Your task is to give the number of lines in the listing that include "frac", and nothing else.

== EXCERPTED RECORDS

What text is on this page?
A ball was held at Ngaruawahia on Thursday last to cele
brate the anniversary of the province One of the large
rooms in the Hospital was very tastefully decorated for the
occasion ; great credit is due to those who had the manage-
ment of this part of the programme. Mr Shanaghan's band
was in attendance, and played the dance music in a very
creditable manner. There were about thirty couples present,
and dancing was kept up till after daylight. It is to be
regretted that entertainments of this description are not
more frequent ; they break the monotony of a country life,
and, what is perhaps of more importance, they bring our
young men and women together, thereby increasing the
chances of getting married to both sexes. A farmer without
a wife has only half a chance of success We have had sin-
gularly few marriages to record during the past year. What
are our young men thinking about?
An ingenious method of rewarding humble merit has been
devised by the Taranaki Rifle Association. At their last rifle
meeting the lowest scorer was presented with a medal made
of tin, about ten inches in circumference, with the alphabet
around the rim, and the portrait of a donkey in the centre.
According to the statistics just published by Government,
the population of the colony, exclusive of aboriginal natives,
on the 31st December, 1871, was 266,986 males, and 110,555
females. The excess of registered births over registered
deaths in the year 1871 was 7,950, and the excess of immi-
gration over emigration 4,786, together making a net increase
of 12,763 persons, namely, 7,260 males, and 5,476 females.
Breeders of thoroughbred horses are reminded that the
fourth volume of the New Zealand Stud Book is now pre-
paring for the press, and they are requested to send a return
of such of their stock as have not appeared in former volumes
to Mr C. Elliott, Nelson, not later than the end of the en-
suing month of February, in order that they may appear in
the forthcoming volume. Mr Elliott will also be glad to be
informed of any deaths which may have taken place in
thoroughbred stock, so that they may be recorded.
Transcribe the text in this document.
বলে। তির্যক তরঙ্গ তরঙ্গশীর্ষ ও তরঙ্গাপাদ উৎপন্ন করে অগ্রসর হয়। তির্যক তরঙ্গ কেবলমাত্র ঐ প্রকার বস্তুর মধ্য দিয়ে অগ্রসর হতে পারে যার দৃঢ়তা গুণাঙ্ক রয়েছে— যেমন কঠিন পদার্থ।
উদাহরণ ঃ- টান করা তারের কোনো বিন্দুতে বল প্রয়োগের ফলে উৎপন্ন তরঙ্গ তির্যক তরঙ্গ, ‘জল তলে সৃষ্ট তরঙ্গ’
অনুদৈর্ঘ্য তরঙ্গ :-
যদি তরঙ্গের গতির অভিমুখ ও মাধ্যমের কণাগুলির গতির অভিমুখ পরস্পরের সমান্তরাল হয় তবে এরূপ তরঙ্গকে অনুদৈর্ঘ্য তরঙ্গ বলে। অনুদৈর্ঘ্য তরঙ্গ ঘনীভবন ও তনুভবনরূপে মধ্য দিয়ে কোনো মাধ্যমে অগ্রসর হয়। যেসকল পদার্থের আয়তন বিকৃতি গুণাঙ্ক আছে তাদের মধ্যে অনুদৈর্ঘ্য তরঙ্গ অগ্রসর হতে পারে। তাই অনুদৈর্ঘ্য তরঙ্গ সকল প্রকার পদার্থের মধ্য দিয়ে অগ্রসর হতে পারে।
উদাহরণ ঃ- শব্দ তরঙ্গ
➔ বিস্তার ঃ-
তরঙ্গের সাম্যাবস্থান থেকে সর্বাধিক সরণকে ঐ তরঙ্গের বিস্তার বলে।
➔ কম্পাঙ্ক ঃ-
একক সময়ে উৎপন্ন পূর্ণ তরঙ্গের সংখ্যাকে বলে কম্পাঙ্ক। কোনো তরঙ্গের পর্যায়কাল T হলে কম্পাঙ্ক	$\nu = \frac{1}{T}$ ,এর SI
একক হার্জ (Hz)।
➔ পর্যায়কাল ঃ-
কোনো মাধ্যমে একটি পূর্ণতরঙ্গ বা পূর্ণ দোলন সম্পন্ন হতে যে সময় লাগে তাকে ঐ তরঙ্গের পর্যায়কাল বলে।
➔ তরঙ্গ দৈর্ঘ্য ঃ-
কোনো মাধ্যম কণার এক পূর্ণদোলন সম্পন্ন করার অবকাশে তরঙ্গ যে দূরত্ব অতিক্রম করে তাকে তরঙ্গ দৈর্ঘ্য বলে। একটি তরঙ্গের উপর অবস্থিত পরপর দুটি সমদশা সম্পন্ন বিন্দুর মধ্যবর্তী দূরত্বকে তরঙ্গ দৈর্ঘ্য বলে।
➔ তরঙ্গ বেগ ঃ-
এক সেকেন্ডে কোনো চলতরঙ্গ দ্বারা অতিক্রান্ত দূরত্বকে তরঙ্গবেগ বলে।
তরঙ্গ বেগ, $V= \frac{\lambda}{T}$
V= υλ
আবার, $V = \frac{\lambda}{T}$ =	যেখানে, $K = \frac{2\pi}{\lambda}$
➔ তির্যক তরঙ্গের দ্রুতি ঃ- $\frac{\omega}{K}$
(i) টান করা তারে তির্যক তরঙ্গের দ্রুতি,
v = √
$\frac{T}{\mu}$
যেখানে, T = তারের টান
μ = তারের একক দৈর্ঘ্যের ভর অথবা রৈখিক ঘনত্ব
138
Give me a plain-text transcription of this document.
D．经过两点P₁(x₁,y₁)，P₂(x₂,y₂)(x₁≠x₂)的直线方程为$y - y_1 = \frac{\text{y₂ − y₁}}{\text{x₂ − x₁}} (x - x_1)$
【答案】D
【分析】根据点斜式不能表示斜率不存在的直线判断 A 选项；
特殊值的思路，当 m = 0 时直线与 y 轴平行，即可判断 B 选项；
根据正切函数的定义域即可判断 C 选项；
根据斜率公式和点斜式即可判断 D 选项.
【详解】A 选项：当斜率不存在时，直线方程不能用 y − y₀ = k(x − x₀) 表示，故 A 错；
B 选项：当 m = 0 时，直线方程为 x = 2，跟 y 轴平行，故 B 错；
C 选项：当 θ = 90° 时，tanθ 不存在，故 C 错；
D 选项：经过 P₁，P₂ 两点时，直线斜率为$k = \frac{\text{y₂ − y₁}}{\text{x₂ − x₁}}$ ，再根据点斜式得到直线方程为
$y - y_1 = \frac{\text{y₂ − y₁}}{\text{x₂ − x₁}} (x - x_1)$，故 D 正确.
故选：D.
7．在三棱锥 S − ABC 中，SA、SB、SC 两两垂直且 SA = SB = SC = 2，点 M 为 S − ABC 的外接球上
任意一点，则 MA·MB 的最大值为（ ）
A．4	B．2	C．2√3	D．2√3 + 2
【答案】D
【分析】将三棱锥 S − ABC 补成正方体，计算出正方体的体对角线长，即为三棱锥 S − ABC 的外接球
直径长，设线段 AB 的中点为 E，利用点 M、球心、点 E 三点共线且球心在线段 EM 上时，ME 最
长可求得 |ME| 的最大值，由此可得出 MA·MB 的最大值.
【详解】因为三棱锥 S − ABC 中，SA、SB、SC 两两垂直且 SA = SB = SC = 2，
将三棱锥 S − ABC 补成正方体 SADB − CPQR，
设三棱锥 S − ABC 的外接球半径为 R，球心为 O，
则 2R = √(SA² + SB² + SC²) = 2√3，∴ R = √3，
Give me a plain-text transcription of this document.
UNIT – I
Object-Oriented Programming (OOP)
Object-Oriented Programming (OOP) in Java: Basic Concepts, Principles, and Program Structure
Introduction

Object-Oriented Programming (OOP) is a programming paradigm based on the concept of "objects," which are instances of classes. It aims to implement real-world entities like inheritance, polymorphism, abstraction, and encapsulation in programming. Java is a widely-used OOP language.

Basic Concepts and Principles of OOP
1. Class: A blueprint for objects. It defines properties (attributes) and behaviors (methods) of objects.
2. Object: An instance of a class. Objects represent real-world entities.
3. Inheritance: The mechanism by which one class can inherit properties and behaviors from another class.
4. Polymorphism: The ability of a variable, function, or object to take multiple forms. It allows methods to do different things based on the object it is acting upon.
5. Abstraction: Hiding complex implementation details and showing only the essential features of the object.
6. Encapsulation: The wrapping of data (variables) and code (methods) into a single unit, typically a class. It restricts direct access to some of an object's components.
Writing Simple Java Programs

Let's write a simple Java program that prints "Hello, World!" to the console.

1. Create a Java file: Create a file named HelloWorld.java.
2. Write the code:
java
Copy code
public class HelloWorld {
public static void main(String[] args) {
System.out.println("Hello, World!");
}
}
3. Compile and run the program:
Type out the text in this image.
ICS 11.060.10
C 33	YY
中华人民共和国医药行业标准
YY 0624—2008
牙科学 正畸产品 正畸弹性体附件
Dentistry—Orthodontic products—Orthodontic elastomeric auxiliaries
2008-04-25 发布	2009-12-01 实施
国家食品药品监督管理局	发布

====

__REPLY__: 8